- [LISTING]

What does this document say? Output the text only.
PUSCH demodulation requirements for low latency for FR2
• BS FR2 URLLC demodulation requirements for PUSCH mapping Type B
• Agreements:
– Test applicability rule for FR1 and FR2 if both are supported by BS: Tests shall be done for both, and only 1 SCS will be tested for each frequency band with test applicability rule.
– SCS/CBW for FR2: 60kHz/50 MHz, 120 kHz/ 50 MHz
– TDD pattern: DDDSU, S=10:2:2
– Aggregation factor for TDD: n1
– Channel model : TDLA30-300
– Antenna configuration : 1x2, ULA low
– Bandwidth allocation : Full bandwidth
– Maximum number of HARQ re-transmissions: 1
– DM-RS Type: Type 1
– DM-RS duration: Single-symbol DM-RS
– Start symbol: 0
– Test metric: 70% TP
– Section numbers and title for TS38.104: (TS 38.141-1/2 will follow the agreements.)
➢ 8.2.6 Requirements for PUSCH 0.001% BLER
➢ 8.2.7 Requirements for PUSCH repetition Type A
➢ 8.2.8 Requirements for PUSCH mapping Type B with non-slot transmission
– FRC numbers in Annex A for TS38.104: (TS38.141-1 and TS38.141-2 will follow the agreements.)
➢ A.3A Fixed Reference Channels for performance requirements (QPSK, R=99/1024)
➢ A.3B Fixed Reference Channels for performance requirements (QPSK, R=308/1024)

- [DIRECTIVE] Give an exact repetition of all the material.

- [WRITTEN RESPONSE]
What does this document say? Output the text only.
PUSCH demodulation requirements for low latency for FR2
• BS FR2 URLLC demodulation requirements for PUSCH mapping Type B
• Agreements:
– Test applicability rule for FR1 and FR2 if both are supported by BS: Tests shall be done for both, and only 1 SCS will be tested for each frequency band with test applicability rule.
– SCS/CBW for FR2: 60kHz/50 MHz, 120 kHz/ 50 MHz
– TDD pattern: DDDSU, S=10:2:2
– Aggregation factor for TDD: n1
– Channel model : TDLA30-300
– Antenna configuration : 1x2, ULA low
– Bandwidth allocation : Full bandwidth
– Maximum number of HARQ re-transmissions: 1
– DM-RS Type: Type 1
– DM-RS duration: Single-symbol DM-RS
– Start symbol: 0
– Test metric: 70% TP
– Section numbers and title for TS38.104: (TS 38.141-1/2 will follow the agreements.)
➢ 8.2.6 Requirements for PUSCH 0.001% BLER
➢ 8.2.7 Requirements for PUSCH repetition Type A
➢ 8.2.8 Requirements for PUSCH mapping Type B with non-slot transmission
– FRC numbers in Annex A for TS38.104: (TS38.141-1 and TS38.141-2 will follow the agreements.)
➢ A.3A Fixed Reference Channels for performance requirements (QPSK, R=99/1024)
➢ A.3B Fixed Reference Channels for performance requirements (QPSK, R=308/1024)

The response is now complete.